**Direction**: Copy down every line where the string "sogou" shows up.

**Listed records**:

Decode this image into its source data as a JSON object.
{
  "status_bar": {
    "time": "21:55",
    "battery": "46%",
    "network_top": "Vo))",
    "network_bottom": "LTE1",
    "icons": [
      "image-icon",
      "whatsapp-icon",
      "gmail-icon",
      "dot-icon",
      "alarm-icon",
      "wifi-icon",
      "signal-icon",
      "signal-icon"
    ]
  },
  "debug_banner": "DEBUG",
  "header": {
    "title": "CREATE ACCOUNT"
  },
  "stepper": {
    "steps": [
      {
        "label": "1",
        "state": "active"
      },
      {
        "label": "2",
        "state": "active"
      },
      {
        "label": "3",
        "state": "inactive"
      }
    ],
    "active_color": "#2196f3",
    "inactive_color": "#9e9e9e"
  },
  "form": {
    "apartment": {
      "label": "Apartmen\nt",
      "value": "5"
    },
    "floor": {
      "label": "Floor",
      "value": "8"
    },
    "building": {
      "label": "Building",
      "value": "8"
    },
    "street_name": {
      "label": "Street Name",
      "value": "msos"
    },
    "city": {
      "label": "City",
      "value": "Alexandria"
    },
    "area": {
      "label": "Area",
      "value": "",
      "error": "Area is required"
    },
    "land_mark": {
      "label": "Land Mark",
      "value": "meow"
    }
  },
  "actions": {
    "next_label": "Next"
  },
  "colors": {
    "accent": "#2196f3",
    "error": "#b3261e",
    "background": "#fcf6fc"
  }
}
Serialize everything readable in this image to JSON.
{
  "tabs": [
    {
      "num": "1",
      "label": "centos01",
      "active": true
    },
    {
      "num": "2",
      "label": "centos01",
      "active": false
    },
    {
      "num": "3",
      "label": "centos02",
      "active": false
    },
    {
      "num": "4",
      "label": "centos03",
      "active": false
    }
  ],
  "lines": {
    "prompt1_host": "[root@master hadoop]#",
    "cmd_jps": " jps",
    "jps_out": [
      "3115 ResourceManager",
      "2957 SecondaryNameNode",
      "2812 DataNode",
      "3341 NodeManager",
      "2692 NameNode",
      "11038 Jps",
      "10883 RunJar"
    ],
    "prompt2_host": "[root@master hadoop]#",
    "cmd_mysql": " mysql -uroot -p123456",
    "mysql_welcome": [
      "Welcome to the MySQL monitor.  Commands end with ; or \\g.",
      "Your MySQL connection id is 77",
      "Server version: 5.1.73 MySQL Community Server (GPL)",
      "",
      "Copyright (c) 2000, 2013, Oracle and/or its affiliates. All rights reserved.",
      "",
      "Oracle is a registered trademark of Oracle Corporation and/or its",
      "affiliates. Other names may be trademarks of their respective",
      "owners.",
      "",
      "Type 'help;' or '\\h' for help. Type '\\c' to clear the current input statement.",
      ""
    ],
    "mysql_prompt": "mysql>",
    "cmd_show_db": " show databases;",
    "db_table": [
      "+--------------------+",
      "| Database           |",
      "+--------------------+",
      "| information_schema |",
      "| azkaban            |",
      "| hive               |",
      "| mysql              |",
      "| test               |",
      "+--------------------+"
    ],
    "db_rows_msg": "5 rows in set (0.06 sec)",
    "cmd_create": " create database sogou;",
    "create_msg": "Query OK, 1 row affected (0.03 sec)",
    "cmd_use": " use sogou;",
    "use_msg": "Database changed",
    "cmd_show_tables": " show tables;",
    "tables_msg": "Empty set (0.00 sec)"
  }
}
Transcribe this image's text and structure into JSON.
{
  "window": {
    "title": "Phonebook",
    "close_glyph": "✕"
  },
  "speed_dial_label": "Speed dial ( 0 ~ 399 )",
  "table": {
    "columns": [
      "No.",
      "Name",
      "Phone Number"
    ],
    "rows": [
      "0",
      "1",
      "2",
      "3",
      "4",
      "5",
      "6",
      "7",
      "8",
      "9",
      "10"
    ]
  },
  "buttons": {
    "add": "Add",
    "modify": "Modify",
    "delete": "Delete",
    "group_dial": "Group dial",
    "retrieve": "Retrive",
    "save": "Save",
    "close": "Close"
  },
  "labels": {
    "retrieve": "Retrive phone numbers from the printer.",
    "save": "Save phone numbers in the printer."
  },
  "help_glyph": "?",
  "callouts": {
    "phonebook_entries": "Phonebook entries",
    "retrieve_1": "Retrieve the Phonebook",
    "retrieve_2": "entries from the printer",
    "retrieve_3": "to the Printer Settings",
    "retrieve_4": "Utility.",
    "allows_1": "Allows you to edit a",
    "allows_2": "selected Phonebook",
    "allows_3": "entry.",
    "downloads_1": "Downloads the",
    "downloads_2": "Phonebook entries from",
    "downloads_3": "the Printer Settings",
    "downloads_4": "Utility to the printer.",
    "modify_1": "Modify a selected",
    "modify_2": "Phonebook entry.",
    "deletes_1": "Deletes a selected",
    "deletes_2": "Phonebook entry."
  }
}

**Result below**:
    "cmd_create": " create database sogou;",
    "cmd_use": " use sogou;",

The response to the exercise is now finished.